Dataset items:
----------------------------------------
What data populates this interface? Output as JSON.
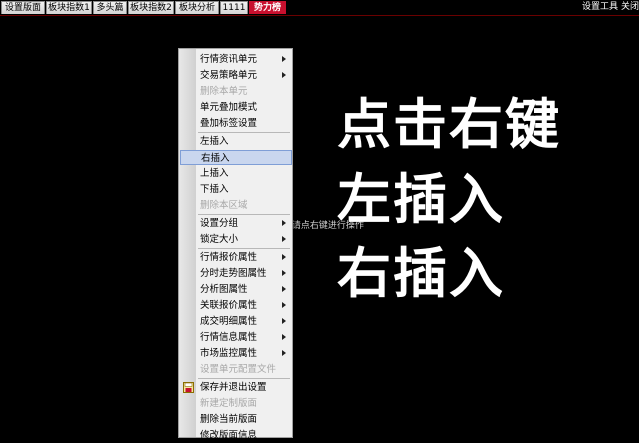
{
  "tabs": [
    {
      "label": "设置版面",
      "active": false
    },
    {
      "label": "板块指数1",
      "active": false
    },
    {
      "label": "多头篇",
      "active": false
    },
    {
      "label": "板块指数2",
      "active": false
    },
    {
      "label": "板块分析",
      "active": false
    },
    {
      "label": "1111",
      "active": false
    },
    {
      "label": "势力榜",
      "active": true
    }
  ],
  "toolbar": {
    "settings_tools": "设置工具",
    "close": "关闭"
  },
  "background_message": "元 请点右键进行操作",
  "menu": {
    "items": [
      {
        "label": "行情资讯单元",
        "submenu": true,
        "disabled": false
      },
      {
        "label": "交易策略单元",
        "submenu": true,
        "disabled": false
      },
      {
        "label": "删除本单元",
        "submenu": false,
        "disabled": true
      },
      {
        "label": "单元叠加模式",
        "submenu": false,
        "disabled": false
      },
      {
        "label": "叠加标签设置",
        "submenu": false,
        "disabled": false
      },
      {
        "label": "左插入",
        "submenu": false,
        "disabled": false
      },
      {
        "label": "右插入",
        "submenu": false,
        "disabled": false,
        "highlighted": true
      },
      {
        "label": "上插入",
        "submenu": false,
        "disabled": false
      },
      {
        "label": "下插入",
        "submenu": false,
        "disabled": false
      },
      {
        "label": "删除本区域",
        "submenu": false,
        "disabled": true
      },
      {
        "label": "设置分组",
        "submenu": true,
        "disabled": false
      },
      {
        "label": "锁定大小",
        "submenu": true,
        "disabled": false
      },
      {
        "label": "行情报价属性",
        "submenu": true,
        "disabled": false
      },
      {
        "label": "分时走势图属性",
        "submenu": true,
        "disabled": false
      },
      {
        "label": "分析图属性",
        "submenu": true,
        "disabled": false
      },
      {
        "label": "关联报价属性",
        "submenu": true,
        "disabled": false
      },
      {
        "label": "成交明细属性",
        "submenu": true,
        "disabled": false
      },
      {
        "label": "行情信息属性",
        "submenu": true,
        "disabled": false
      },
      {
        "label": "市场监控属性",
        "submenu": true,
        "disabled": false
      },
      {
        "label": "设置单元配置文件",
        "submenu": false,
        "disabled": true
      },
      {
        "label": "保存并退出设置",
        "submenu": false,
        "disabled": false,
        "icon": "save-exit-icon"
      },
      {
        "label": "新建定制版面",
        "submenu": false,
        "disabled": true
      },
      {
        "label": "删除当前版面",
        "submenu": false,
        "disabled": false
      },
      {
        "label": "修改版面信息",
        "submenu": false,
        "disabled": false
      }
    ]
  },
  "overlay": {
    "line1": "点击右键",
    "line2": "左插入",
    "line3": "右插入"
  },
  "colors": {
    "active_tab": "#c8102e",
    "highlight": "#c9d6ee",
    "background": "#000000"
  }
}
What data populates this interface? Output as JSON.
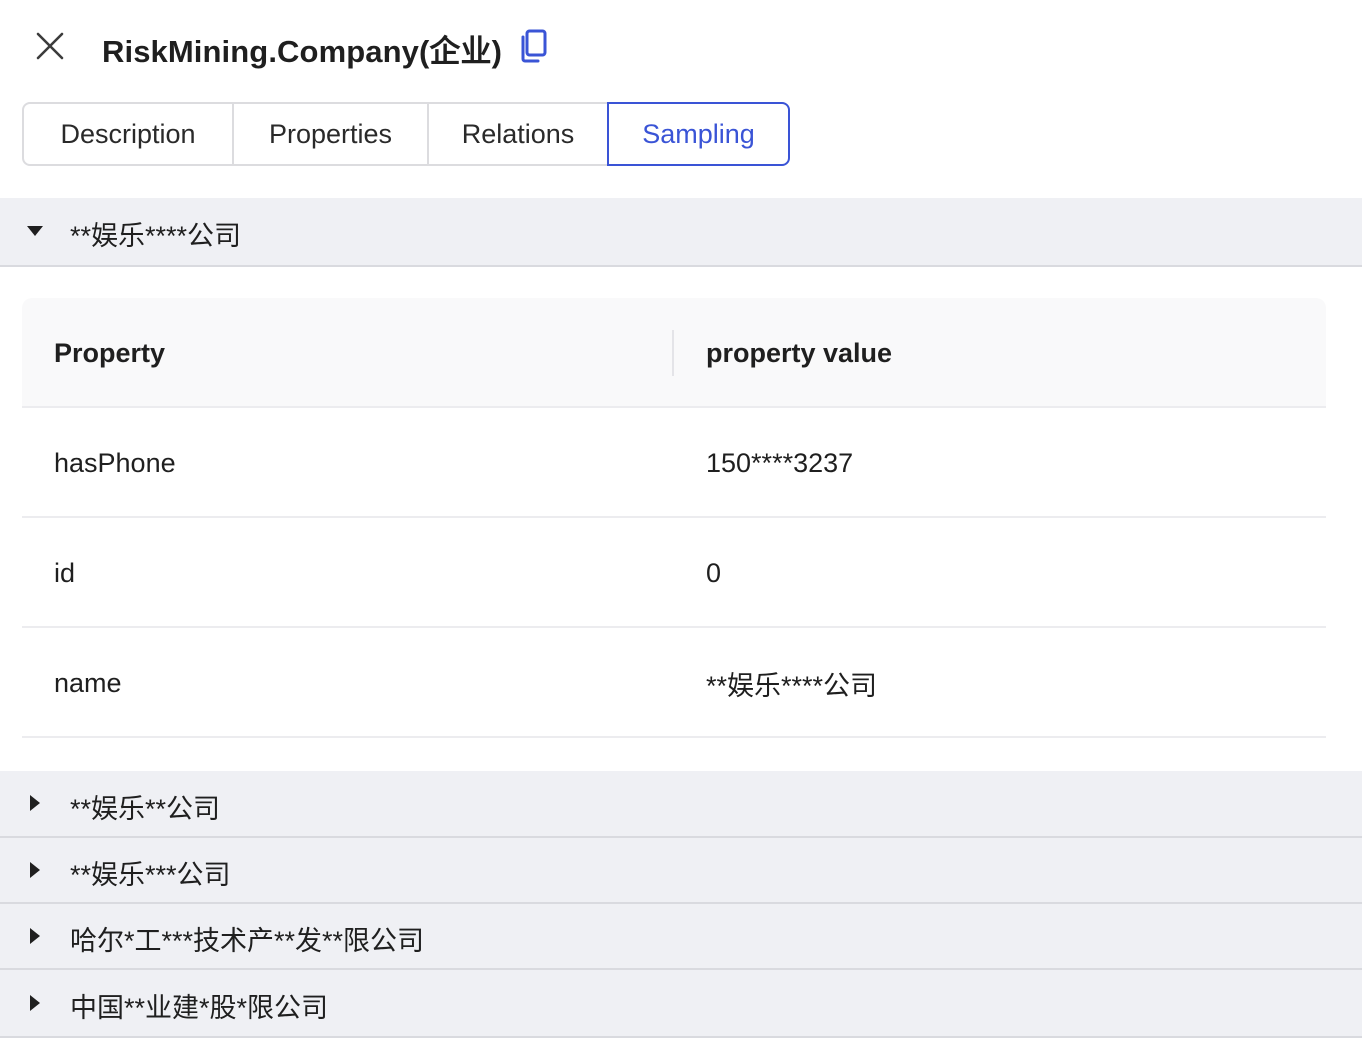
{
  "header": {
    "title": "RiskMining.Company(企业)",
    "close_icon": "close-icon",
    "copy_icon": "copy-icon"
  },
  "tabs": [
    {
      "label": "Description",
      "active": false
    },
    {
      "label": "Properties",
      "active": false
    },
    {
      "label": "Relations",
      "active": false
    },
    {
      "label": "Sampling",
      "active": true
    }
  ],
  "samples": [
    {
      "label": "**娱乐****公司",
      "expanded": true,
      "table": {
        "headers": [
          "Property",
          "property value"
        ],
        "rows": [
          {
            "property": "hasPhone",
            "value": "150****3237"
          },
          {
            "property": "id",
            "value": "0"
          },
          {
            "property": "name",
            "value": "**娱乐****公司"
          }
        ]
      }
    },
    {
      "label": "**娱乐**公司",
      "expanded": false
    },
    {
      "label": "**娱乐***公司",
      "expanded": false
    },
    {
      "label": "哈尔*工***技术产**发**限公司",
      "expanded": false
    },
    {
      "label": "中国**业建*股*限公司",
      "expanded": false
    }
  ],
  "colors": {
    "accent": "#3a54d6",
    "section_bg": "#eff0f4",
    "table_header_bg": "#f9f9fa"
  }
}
----------------------------------------
• [EXERCISE DIRECTIONS]: Can the entries above be repeated exactly, without their pictures?

• [RESULT FOR THIS TASK]:
What data populates this interface? Output as JSON.
{
  "tabs": [
    {
      "label": "设置版面",
      "active": false
    },
    {
      "label": "板块指数1",
      "active": false
    },
    {
      "label": "多头篇",
      "active": false
    },
    {
      "label": "板块指数2",
      "active": false
    },
    {
      "label": "板块分析",
      "active": false
    },
    {
      "label": "1111",
      "active": false
    },
    {
      "label": "势力榜",
      "active": true
    }
  ],
  "toolbar": {
    "settings_tools": "设置工具",
    "close": "关闭"
  },
  "background_message": "元 请点右键进行操作",
  "menu": {
    "items": [
      {
        "label": "行情资讯单元",
        "submenu": true,
        "disabled": false
      },
      {
        "label": "交易策略单元",
        "submenu": true,
        "disabled": false
      },
      {
        "label": "删除本单元",
        "submenu": false,
        "disabled": true
      },
      {
        "label": "单元叠加模式",
        "submenu": false,
        "disabled": false
      },
      {
        "label": "叠加标签设置",
        "submenu": false,
        "disabled": false
      },
      {
        "label": "左插入",
        "submenu": false,
        "disabled": false
      },
      {
        "label": "右插入",
        "submenu": false,
        "disabled": false,
        "highlighted": true
      },
      {
        "label": "上插入",
        "submenu": false,
        "disabled": false
      },
      {
        "label": "下插入",
        "submenu": false,
        "disabled": false
      },
      {
        "label": "删除本区域",
        "submenu": false,
        "disabled": true
      },
      {
        "label": "设置分组",
        "submenu": true,
        "disabled": false
      },
      {
        "label": "锁定大小",
        "submenu": true,
        "disabled": false
      },
      {
        "label": "行情报价属性",
        "submenu": true,
        "disabled": false
      },
      {
        "label": "分时走势图属性",
        "submenu": true,
        "disabled": false
      },
      {
        "label": "分析图属性",
        "submenu": true,
        "disabled": false
      },
      {
        "label": "关联报价属性",
        "submenu": true,
        "disabled": false
      },
      {
        "label": "成交明细属性",
        "submenu": true,
        "disabled": false
      },
      {
        "label": "行情信息属性",
        "submenu": true,
        "disabled": false
      },
      {
        "label": "市场监控属性",
        "submenu": true,
        "disabled": false
      },
      {
        "label": "设置单元配置文件",
        "submenu": false,
        "disabled": true
      },
      {
        "label": "保存并退出设置",
        "submenu": false,
        "disabled": false,
        "icon": "save-exit-icon"
      },
      {
        "label": "新建定制版面",
        "submenu": false,
        "disabled": true
      },
      {
        "label": "删除当前版面",
        "submenu": false,
        "disabled": false
      },
      {
        "label": "修改版面信息",
        "submenu": false,
        "disabled": false
      }
    ]
  },
  "overlay": {
    "line1": "点击右键",
    "line2": "左插入",
    "line3": "右插入"
  },
  "colors": {
    "active_tab": "#c8102e",
    "highlight": "#c9d6ee",
    "background": "#000000"
  }
}
What data populates this interface? Output as JSON.
{
  "header": {
    "title": "RiskMining.Company(企业)",
    "close_icon": "close-icon",
    "copy_icon": "copy-icon"
  },
  "tabs": [
    {
      "label": "Description",
      "active": false
    },
    {
      "label": "Properties",
      "active": false
    },
    {
      "label": "Relations",
      "active": false
    },
    {
      "label": "Sampling",
      "active": true
    }
  ],
  "samples": [
    {
      "label": "**娱乐****公司",
      "expanded": true,
      "table": {
        "headers": [
          "Property",
          "property value"
        ],
        "rows": [
          {
            "property": "hasPhone",
            "value": "150****3237"
          },
          {
            "property": "id",
            "value": "0"
          },
          {
            "property": "name",
            "value": "**娱乐****公司"
          }
        ]
      }
    },
    {
      "label": "**娱乐**公司",
      "expanded": false
    },
    {
      "label": "**娱乐***公司",
      "expanded": false
    },
    {
      "label": "哈尔*工***技术产**发**限公司",
      "expanded": false
    },
    {
      "label": "中国**业建*股*限公司",
      "expanded": false
    }
  ],
  "colors": {
    "accent": "#3a54d6",
    "section_bg": "#eff0f4",
    "table_header_bg": "#f9f9fa"
  }
}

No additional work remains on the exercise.